▸ **Task brief**
Copy each line of the records that holds the string "принятия".

(Data items)
----------------------------------------

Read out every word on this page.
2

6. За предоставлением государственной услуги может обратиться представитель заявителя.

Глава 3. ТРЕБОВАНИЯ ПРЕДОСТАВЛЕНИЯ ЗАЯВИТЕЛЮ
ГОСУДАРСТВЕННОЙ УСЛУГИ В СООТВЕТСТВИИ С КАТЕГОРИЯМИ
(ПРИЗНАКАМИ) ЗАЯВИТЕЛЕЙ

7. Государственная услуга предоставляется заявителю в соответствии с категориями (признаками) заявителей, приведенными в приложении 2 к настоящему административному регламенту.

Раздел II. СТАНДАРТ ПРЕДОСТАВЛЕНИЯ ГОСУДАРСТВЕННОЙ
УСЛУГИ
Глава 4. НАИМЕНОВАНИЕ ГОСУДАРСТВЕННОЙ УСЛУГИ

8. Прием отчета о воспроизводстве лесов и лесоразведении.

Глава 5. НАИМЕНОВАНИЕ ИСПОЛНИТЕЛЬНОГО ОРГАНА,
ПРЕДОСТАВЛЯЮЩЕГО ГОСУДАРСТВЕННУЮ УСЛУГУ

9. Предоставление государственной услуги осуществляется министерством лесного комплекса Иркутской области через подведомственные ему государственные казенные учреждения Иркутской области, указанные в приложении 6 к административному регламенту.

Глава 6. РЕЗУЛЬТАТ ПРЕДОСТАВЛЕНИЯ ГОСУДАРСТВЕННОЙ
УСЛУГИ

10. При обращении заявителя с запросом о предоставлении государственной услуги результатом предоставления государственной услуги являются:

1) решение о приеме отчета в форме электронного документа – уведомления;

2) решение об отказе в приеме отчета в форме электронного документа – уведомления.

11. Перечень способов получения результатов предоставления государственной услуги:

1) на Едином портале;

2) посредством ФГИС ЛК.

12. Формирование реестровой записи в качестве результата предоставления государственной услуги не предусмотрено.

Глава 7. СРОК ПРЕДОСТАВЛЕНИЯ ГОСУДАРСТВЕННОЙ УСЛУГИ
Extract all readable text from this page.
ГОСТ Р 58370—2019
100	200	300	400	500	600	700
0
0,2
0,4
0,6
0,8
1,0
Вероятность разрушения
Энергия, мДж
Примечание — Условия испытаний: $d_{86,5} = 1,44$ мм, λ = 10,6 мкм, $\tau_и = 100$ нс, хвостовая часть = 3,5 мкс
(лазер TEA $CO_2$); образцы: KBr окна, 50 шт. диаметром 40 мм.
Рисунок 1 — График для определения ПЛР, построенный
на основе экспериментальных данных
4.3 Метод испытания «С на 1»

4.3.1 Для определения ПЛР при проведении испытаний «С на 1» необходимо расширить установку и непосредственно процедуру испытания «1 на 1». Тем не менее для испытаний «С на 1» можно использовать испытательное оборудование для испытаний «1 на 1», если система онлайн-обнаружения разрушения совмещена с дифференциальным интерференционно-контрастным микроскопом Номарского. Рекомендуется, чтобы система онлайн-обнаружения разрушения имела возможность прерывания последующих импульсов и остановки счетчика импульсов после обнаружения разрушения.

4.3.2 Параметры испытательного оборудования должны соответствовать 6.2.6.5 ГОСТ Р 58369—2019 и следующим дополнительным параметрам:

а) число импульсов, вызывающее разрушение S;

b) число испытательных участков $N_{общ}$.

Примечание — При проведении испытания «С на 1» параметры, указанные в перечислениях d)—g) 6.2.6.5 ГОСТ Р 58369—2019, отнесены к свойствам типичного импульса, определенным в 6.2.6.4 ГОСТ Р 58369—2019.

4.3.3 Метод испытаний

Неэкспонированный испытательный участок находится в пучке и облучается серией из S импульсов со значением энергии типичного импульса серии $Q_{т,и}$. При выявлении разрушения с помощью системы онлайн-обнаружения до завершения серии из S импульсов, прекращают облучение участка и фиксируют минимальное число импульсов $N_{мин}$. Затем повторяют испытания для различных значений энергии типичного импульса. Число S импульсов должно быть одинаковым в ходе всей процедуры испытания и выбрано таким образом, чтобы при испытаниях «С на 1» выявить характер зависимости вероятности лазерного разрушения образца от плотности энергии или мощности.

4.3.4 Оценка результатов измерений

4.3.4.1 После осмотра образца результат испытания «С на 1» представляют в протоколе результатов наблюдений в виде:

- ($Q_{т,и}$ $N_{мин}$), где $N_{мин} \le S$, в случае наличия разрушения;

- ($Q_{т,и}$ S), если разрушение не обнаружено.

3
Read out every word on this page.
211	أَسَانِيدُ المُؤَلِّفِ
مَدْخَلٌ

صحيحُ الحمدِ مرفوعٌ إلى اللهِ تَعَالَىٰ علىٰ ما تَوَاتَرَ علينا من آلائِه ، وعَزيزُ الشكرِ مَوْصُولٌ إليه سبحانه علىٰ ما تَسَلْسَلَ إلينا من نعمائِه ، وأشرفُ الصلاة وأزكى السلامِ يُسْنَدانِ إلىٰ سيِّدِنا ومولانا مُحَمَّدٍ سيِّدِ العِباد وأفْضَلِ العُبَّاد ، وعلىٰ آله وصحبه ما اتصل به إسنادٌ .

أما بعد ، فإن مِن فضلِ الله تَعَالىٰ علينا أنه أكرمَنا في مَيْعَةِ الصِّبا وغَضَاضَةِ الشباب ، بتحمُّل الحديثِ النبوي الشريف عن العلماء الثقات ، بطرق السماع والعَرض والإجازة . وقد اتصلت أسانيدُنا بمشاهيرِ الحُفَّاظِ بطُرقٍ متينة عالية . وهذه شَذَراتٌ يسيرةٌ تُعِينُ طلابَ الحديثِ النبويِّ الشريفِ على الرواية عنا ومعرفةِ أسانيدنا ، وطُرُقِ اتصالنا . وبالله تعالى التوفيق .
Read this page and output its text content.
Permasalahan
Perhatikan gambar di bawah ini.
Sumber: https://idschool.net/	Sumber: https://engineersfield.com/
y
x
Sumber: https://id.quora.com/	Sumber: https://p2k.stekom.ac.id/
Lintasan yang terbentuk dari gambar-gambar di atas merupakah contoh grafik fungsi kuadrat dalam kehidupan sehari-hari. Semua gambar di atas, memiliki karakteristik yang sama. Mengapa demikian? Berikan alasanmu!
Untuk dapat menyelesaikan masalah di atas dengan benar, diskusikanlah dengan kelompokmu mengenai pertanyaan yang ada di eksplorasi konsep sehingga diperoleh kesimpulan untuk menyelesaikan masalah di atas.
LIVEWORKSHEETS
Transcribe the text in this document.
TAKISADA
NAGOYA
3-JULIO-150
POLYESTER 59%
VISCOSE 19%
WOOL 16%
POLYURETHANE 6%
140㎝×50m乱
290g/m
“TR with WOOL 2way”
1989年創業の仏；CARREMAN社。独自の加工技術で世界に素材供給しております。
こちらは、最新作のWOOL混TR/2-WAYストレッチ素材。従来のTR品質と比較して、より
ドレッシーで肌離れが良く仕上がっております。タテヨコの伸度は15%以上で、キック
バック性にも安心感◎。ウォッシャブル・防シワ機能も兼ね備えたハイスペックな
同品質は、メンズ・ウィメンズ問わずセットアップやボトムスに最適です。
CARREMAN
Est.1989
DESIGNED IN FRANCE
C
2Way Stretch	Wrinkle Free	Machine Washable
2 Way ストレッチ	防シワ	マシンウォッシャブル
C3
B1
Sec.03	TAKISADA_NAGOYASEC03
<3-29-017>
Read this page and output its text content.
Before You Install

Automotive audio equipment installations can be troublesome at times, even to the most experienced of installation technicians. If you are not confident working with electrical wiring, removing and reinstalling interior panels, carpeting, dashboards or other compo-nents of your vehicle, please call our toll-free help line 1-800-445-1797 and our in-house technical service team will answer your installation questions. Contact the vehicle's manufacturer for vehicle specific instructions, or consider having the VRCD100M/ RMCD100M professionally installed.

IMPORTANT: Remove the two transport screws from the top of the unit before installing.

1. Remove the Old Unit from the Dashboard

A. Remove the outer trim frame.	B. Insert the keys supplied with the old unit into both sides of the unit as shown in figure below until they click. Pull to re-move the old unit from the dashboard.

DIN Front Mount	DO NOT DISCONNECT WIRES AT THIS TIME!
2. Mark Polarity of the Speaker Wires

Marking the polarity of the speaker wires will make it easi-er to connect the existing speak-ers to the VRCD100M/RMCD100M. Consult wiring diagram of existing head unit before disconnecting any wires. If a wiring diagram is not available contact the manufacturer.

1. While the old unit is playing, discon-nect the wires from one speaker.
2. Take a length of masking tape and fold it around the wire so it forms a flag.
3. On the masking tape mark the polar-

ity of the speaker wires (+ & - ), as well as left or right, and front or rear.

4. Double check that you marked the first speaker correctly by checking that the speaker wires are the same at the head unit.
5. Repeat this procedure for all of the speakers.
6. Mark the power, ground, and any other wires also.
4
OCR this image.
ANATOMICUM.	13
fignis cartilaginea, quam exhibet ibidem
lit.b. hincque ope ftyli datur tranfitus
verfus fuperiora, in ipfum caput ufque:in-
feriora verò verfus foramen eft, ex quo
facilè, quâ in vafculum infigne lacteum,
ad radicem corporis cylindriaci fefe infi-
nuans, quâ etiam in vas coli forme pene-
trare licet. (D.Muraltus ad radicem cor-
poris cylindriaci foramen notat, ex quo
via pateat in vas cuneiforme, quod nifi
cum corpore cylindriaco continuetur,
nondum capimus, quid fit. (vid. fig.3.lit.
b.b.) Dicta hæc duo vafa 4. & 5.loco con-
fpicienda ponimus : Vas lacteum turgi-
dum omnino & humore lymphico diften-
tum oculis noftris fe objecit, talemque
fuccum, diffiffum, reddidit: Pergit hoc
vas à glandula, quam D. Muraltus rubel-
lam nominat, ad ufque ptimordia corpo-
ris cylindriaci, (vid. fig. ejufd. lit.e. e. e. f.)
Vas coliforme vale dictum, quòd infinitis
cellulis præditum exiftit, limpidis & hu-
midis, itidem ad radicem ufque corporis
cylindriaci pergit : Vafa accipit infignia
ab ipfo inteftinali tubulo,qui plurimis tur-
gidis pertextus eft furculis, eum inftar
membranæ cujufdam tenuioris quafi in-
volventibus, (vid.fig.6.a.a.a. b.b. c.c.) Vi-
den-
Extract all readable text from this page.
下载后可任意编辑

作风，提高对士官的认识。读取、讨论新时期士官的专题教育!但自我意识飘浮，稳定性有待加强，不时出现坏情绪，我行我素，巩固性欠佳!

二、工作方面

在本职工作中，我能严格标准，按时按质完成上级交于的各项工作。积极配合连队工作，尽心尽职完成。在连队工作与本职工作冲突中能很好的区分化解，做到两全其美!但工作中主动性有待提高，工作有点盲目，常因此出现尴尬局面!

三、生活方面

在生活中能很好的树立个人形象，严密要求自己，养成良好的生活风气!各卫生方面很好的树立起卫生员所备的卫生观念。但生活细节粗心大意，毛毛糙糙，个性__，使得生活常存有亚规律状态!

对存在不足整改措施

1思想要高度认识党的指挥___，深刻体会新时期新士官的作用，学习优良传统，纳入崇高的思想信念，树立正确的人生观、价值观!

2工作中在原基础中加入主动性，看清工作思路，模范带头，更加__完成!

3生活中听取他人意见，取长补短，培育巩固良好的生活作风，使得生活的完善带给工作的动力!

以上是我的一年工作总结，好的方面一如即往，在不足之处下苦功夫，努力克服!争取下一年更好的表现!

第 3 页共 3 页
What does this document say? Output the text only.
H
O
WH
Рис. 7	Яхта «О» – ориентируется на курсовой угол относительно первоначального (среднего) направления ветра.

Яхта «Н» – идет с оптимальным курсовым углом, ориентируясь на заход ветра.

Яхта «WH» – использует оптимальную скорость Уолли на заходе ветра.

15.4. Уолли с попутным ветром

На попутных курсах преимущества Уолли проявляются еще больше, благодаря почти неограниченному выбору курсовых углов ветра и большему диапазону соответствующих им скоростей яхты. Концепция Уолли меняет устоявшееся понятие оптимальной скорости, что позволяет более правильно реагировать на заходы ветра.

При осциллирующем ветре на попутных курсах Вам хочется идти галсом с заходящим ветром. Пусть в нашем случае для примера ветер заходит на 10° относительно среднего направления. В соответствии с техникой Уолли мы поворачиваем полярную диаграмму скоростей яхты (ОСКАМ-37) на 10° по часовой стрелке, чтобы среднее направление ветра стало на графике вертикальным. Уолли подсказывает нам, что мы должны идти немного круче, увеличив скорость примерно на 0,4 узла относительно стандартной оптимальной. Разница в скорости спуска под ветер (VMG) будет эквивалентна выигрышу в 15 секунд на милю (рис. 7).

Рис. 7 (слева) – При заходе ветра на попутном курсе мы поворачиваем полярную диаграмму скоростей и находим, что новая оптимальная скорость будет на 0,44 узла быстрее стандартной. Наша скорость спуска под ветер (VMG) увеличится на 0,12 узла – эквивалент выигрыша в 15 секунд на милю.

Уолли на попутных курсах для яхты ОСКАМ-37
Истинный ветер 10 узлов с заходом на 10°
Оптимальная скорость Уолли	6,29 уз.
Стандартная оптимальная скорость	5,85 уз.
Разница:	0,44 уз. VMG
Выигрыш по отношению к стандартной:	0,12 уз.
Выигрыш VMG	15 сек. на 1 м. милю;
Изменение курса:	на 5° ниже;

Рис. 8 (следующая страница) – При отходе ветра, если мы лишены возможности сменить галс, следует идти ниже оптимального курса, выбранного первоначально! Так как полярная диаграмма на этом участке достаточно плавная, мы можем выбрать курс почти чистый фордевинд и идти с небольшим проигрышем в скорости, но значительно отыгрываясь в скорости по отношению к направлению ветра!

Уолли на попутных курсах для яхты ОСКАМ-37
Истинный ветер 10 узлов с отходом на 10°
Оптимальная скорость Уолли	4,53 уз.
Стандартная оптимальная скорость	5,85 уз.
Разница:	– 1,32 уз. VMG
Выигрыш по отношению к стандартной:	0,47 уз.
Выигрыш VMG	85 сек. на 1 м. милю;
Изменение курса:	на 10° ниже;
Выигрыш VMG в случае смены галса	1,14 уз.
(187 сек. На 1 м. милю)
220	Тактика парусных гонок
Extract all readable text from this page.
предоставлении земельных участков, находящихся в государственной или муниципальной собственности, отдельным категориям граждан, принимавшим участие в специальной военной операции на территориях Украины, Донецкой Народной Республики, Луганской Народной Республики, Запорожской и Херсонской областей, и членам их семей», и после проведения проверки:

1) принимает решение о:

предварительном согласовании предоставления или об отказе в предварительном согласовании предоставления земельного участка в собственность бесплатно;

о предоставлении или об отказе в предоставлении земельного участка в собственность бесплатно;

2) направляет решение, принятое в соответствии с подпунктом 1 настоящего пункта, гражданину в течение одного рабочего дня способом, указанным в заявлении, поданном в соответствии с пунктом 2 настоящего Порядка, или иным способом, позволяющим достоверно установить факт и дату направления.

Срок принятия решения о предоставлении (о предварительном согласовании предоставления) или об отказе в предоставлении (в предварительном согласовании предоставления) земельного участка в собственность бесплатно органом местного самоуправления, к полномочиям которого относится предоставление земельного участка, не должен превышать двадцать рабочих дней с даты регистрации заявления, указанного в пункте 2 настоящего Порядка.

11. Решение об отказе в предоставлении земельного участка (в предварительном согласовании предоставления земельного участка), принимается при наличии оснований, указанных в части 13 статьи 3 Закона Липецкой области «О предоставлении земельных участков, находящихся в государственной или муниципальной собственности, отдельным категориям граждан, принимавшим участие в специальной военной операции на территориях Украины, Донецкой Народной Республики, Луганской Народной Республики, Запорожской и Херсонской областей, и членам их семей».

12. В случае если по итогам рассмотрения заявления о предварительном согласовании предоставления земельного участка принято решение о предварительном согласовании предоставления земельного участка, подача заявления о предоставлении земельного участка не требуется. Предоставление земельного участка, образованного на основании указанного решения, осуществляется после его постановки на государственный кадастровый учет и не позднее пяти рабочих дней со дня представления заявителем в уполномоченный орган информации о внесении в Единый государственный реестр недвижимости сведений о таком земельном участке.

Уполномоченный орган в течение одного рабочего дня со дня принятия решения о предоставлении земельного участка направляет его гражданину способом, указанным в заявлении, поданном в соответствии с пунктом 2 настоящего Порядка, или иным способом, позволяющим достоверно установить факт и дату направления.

----------------------------------------

▸ **Output for this task**
Срок принятия решения о предоставлении (о предварительном согласовании предоставления) или об отказе в предоставлении (в предварительном согласовании предоставления) земельного участка в собственность бесплатно органом местного самоуправления, к полномочиям которого относится предоставление земельного участка, не должен превышать двадцать рабочих дней с даты регистрации заявления, указанного в пункте 2 настоящего Порядка.
Уполномоченный орган в течение одного рабочего дня со дня принятия решения о предоставлении земельного участка направляет его гражданину способом, указанным в заявлении, поданном в соответствии с пунктом 2 настоящего Порядка, или иным способом, позволяющим достоверно установить факт и дату направления.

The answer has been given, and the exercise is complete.